BRIEF
Reproduce all of the data exactly.

Source records:

=-=-=

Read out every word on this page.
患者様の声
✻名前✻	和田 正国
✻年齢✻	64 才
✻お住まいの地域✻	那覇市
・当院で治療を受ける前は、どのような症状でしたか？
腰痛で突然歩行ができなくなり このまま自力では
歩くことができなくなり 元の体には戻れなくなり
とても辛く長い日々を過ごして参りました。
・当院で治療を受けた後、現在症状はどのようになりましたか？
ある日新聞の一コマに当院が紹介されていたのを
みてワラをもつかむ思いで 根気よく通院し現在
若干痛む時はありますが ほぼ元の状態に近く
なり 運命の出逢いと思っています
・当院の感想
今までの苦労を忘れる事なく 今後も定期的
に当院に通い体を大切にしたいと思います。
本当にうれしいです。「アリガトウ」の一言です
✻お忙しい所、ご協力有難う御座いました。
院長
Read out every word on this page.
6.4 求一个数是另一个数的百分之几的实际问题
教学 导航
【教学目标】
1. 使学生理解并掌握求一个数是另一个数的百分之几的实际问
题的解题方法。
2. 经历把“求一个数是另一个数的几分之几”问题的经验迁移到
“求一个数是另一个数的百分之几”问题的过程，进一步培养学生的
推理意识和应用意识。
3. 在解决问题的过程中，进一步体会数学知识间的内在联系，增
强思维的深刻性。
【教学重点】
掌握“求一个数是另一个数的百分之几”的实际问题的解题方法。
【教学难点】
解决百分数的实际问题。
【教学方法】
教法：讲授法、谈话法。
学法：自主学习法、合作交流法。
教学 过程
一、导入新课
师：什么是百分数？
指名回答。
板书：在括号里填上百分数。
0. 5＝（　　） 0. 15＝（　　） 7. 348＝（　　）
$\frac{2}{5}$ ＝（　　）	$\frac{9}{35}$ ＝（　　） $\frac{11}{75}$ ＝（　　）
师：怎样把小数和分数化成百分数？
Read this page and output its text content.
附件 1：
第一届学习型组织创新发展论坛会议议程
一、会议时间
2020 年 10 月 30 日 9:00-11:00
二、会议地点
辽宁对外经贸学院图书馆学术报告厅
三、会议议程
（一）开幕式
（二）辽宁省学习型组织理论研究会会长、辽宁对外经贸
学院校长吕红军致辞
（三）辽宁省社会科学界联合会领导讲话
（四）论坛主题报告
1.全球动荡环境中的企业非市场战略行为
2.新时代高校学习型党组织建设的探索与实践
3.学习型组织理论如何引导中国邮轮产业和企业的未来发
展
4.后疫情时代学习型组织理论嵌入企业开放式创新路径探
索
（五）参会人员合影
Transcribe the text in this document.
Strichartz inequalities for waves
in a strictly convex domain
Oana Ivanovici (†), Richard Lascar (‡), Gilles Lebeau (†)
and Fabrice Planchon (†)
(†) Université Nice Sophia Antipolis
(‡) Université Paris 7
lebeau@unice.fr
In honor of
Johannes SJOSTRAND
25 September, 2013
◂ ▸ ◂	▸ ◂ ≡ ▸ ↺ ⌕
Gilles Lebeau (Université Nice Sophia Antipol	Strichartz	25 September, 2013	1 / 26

=-=-=

EXERCISE RESULT
Read out every word on this page.
患者様の声
✻名前✻	和田 正国
✻年齢✻	64 才
✻お住まいの地域✻	那覇市
・当院で治療を受ける前は、どのような症状でしたか？
腰痛で突然歩行ができなくなり このまま自力では
歩くことができなくなり 元の体には戻れなくなり
とても辛く長い日々を過ごして参りました。
・当院で治療を受けた後、現在症状はどのようになりましたか？
ある日新聞の一コマに当院が紹介されていたのを
みてワラをもつかむ思いで 根気よく通院し現在
若干痛む時はありますが ほぼ元の状態に近く
なり 運命の出逢いと思っています
・当院の感想
今までの苦労を忘れる事なく 今後も定期的
に当院に通い体を大切にしたいと思います。
本当にうれしいです。「アリガトウ」の一言です
✻お忙しい所、ご協力有難う御座いました。
院長
Read out every word on this page.
6.4 求一个数是另一个数的百分之几的实际问题
教学 导航
【教学目标】
1. 使学生理解并掌握求一个数是另一个数的百分之几的实际问
题的解题方法。
2. 经历把“求一个数是另一个数的几分之几”问题的经验迁移到
“求一个数是另一个数的百分之几”问题的过程，进一步培养学生的
推理意识和应用意识。
3. 在解决问题的过程中，进一步体会数学知识间的内在联系，增
强思维的深刻性。
【教学重点】
掌握“求一个数是另一个数的百分之几”的实际问题的解题方法。
【教学难点】
解决百分数的实际问题。
【教学方法】
教法：讲授法、谈话法。
学法：自主学习法、合作交流法。
教学 过程
一、导入新课
师：什么是百分数？
指名回答。
板书：在括号里填上百分数。
0. 5＝（　　） 0. 15＝（　　） 7. 348＝（　　）
$\frac{2}{5}$ ＝（　　）	$\frac{9}{35}$ ＝（　　） $\frac{11}{75}$ ＝（　　）
师：怎样把小数和分数化成百分数？
Read this page and output its text content.
附件 1：
第一届学习型组织创新发展论坛会议议程
一、会议时间
2020 年 10 月 30 日 9:00-11:00
二、会议地点
辽宁对外经贸学院图书馆学术报告厅
三、会议议程
（一）开幕式
（二）辽宁省学习型组织理论研究会会长、辽宁对外经贸
学院校长吕红军致辞
（三）辽宁省社会科学界联合会领导讲话
（四）论坛主题报告
1.全球动荡环境中的企业非市场战略行为
2.新时代高校学习型党组织建设的探索与实践
3.学习型组织理论如何引导中国邮轮产业和企业的未来发
展
4.后疫情时代学习型组织理论嵌入企业开放式创新路径探
索
（五）参会人员合影
Transcribe the text in this document.
Strichartz inequalities for waves
in a strictly convex domain
Oana Ivanovici (†), Richard Lascar (‡), Gilles Lebeau (†)
and Fabrice Planchon (†)
(†) Université Nice Sophia Antipolis
(‡) Université Paris 7
lebeau@unice.fr
In honor of
Johannes SJOSTRAND
25 September, 2013
◂ ▸ ◂	▸ ◂ ≡ ▸ ↺ ⌕
Gilles Lebeau (Université Nice Sophia Antipol	Strichartz	25 September, 2013	1 / 26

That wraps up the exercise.